TO DO: Count every line that holds the string "this", and report the number alone.

Records from a collection of figures:
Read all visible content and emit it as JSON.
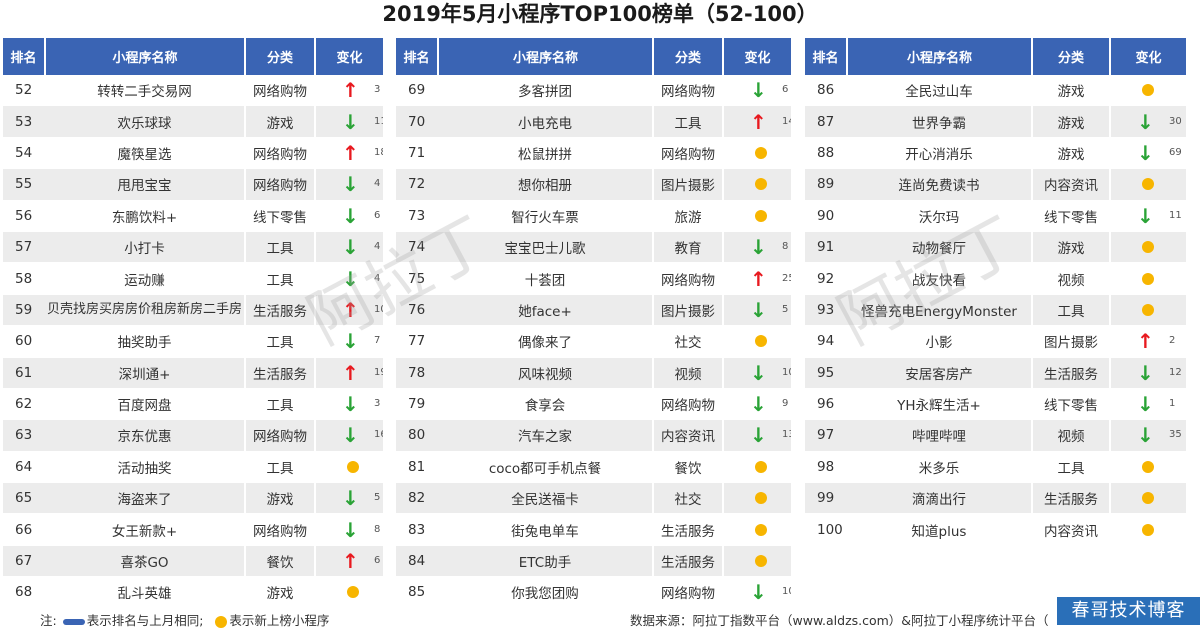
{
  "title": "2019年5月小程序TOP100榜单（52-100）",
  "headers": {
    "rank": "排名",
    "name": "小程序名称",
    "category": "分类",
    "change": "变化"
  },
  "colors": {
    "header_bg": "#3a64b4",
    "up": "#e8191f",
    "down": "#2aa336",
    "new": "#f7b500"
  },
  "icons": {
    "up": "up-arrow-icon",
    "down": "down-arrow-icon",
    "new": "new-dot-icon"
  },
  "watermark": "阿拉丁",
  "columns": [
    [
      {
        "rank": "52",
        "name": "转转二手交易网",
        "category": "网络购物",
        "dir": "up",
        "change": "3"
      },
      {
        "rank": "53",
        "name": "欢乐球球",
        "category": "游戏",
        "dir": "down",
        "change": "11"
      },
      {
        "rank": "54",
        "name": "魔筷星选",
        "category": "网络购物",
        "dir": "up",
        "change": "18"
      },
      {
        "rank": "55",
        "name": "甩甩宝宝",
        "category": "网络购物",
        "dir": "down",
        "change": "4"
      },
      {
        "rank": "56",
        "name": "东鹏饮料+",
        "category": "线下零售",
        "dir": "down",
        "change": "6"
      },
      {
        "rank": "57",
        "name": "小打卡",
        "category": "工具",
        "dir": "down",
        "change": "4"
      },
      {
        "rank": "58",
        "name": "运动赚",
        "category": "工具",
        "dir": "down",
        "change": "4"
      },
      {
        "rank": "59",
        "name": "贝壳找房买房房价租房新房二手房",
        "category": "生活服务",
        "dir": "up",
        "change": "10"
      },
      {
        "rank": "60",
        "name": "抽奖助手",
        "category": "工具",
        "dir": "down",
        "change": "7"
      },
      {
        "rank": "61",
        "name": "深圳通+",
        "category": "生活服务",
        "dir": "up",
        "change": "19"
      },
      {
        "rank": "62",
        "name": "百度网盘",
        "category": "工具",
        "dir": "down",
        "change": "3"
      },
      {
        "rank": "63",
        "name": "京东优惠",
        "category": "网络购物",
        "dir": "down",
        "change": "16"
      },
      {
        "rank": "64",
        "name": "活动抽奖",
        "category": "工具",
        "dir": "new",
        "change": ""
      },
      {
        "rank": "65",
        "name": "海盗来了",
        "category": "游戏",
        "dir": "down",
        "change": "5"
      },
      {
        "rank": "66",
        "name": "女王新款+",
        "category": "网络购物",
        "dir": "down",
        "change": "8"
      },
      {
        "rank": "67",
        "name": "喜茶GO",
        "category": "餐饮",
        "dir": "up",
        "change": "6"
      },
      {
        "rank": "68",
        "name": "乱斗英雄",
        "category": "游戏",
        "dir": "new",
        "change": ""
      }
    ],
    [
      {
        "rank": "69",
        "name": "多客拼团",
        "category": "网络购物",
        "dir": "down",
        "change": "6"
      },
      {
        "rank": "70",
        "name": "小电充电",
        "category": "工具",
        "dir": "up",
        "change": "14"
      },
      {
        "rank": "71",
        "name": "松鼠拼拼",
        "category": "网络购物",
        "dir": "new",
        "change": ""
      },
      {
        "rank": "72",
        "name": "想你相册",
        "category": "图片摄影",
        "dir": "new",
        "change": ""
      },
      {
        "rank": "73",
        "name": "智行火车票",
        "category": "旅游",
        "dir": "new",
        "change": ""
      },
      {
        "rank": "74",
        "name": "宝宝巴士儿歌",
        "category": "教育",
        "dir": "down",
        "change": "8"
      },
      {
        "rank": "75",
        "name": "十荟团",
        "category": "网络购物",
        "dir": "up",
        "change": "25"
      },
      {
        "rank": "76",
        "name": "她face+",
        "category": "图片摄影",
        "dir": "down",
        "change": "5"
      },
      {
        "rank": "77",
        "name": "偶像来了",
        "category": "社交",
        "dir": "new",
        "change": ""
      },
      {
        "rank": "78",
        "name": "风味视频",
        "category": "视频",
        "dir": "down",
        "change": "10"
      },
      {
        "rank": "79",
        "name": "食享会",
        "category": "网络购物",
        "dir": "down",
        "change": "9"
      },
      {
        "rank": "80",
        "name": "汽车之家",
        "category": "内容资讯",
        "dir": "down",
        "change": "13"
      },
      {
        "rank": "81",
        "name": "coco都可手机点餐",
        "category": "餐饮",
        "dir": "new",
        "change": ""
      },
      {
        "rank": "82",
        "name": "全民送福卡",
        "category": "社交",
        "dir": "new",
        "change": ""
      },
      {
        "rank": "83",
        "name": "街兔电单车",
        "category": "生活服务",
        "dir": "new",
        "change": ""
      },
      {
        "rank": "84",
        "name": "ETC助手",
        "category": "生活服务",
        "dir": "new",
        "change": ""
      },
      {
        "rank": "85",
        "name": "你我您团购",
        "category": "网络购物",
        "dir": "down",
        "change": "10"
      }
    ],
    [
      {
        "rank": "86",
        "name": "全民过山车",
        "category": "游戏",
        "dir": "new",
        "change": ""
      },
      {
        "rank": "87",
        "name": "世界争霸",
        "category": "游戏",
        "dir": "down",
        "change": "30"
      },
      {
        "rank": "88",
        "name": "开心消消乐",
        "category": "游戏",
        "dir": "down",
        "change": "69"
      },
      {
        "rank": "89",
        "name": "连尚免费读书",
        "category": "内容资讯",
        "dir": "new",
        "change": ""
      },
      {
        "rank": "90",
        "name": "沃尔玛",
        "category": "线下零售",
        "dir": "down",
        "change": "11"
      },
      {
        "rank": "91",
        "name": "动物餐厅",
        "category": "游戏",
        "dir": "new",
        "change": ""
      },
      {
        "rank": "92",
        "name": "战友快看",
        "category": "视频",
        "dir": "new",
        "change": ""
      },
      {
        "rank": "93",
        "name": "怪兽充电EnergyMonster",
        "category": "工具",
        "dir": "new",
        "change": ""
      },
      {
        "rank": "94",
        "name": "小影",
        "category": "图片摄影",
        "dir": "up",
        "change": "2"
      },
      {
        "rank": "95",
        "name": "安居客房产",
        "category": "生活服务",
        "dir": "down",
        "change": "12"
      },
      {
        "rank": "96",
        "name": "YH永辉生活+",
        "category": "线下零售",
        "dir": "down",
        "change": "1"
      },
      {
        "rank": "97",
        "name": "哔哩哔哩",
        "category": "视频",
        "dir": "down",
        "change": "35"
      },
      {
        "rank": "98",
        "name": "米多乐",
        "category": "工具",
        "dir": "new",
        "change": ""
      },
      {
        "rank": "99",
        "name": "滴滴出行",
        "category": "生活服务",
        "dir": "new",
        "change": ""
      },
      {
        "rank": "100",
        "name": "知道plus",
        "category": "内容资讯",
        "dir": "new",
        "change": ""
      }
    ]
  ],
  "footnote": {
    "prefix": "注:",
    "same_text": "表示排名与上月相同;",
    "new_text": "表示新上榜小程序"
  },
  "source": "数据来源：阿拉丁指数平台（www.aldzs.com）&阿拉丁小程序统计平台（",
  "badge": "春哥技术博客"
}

---

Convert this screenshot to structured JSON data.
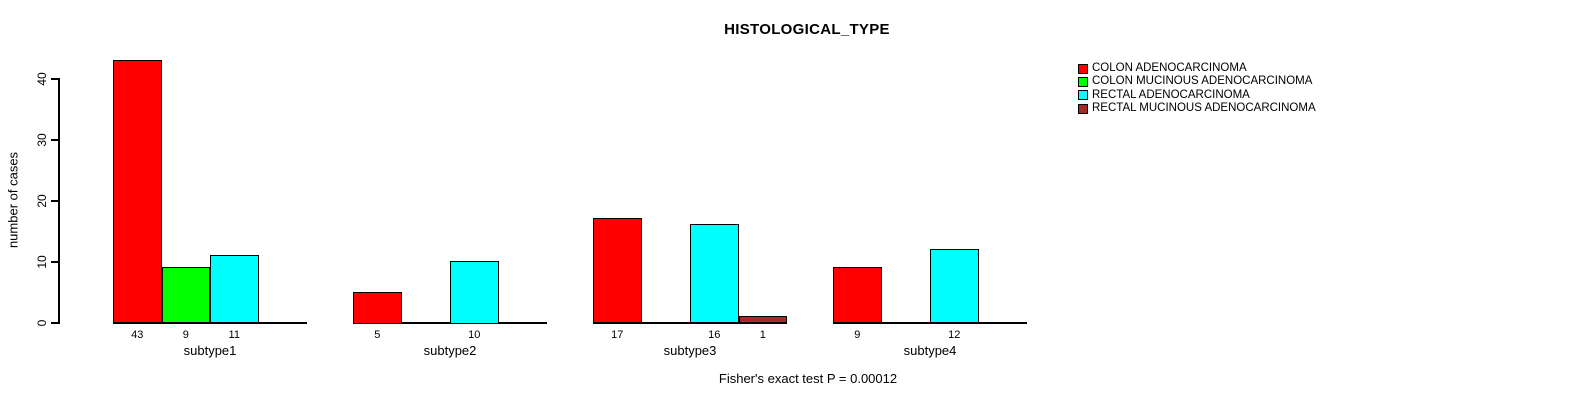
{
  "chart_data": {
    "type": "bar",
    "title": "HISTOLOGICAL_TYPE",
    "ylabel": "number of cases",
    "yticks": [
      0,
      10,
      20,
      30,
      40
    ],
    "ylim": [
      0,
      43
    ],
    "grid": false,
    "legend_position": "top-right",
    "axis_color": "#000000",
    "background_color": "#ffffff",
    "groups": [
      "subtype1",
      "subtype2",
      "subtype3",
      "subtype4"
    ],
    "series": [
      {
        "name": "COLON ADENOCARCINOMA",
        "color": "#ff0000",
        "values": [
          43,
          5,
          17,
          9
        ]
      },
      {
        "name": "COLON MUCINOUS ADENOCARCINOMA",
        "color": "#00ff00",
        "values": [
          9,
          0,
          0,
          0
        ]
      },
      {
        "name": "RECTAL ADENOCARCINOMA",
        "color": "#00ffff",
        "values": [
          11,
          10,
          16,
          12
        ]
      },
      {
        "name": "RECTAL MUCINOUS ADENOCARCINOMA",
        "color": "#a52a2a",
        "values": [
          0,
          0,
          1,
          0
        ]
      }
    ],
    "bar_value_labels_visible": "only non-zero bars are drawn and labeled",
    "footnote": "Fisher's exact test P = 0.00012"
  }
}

--

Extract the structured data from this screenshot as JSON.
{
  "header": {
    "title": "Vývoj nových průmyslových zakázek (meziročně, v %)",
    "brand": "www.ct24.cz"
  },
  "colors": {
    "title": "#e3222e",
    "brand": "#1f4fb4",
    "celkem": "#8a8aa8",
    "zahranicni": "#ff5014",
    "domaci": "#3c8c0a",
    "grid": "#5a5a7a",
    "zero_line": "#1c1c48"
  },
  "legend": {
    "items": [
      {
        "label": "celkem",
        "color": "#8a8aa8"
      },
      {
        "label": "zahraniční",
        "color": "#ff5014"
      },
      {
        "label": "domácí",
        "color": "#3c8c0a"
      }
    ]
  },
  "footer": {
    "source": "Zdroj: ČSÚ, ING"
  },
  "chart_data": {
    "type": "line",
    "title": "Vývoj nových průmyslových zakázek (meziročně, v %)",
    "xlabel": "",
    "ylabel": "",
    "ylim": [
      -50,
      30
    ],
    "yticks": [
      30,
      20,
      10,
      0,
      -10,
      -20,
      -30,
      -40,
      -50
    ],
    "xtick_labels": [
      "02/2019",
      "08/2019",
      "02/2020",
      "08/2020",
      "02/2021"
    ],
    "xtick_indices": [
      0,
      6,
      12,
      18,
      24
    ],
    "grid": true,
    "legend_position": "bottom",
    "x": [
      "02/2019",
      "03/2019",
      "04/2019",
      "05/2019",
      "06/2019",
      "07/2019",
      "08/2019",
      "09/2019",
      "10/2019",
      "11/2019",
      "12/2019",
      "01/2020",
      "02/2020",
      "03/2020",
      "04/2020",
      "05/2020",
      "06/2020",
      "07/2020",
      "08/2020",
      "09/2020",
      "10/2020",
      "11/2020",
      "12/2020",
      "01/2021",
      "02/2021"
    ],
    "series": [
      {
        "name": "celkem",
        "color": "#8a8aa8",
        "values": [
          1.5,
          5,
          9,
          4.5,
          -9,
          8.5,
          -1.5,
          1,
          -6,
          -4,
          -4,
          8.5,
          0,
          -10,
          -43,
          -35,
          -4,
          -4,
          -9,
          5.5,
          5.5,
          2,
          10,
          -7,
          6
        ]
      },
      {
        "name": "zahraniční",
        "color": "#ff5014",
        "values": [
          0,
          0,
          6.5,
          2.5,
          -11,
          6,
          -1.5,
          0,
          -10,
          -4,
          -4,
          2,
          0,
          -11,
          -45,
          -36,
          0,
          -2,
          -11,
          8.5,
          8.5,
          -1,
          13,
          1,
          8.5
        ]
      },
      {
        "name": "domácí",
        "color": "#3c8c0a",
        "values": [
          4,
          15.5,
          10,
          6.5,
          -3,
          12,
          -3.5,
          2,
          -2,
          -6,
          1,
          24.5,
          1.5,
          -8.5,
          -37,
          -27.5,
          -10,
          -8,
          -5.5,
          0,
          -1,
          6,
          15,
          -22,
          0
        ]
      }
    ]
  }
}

COMPLETED TASK: 2